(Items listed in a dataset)
- - - -

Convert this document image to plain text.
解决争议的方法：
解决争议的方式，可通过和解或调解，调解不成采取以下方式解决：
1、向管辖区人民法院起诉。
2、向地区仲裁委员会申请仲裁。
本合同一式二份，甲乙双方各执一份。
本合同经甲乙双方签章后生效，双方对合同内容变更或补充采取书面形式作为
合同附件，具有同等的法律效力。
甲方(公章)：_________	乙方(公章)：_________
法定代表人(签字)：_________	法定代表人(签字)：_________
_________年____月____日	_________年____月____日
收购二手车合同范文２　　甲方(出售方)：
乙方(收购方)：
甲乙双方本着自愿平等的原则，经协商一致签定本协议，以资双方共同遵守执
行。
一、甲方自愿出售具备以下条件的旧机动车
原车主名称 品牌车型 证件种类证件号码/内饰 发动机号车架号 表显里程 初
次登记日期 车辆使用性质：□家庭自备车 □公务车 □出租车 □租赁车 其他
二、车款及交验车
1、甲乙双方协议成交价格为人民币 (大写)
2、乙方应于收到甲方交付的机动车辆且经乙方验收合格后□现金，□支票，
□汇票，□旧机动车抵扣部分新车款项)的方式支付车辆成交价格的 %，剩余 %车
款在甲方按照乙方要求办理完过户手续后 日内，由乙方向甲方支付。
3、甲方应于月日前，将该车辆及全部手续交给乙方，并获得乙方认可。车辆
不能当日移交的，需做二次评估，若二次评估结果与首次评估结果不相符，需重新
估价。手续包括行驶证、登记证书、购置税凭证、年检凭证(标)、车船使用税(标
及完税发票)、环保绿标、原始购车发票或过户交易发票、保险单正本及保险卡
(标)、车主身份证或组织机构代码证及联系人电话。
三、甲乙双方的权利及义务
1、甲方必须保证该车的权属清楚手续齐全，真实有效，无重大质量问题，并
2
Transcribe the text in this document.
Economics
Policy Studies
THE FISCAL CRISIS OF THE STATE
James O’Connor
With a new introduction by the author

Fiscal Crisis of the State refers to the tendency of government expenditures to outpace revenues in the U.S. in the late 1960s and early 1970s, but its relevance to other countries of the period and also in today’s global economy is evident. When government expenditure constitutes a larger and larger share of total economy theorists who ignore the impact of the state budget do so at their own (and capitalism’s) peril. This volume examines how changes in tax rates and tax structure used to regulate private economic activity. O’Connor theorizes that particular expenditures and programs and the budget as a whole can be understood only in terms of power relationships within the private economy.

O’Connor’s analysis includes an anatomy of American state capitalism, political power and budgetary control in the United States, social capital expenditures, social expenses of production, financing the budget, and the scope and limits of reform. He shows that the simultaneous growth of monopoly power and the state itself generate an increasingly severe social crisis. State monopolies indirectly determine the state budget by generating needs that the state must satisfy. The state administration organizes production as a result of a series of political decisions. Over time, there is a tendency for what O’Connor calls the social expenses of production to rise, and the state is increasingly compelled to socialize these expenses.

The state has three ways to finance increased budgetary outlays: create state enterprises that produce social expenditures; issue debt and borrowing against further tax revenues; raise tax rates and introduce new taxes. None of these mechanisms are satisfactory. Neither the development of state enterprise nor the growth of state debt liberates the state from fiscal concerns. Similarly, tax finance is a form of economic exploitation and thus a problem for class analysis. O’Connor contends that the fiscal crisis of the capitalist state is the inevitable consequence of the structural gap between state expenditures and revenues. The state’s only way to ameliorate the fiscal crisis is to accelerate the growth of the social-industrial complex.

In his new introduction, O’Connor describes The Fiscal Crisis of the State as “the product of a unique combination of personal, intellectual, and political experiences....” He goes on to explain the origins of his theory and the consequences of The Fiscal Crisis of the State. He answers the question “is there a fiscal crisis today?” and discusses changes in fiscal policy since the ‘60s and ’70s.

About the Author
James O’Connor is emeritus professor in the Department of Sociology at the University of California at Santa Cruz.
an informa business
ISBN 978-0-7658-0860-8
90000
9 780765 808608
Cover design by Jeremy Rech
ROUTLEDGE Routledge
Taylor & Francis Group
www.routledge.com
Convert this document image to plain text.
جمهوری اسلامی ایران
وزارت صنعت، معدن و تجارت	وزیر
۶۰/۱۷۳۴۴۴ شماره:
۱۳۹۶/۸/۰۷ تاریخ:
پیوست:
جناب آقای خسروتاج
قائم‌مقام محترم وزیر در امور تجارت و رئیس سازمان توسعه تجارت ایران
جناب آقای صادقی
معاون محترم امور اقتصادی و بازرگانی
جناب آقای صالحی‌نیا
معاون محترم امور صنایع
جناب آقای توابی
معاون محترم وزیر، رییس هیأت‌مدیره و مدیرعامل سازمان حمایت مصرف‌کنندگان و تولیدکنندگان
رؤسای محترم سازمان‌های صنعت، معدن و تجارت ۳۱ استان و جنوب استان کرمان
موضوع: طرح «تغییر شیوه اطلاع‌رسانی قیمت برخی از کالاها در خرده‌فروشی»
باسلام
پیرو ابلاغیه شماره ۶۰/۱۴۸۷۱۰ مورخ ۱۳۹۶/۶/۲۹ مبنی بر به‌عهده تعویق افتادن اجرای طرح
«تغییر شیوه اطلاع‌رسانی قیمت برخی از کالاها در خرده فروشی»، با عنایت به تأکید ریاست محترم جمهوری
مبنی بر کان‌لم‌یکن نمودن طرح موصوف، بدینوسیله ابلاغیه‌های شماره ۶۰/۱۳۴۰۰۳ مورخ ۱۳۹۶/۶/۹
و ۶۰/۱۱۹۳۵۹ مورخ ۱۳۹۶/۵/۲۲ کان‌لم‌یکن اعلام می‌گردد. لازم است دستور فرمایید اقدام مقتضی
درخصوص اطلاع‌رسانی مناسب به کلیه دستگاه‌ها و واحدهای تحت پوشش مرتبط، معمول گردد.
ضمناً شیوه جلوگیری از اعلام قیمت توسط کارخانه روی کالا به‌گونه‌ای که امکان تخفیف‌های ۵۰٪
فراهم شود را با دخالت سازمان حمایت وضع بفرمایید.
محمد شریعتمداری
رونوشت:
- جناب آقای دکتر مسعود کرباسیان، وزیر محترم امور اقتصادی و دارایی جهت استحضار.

- - - -

* [Brief]:
Select from the material above each line in which the string "ابلاغیه" appears, and list those lines.

* [Exercise answer]:
پیرو ابلاغیه شماره ۶۰/۱۴۸۷۱۰ مورخ ۱۳۹۶/۶/۲۹ مبنی بر به‌عهده تعویق افتادن اجرای طرح
مبنی بر کان‌لم‌یکن نمودن طرح موصوف، بدینوسیله ابلاغیه‌های شماره ۶۰/۱۳۴۰۰۳ مورخ ۱۳۹۶/۶/۹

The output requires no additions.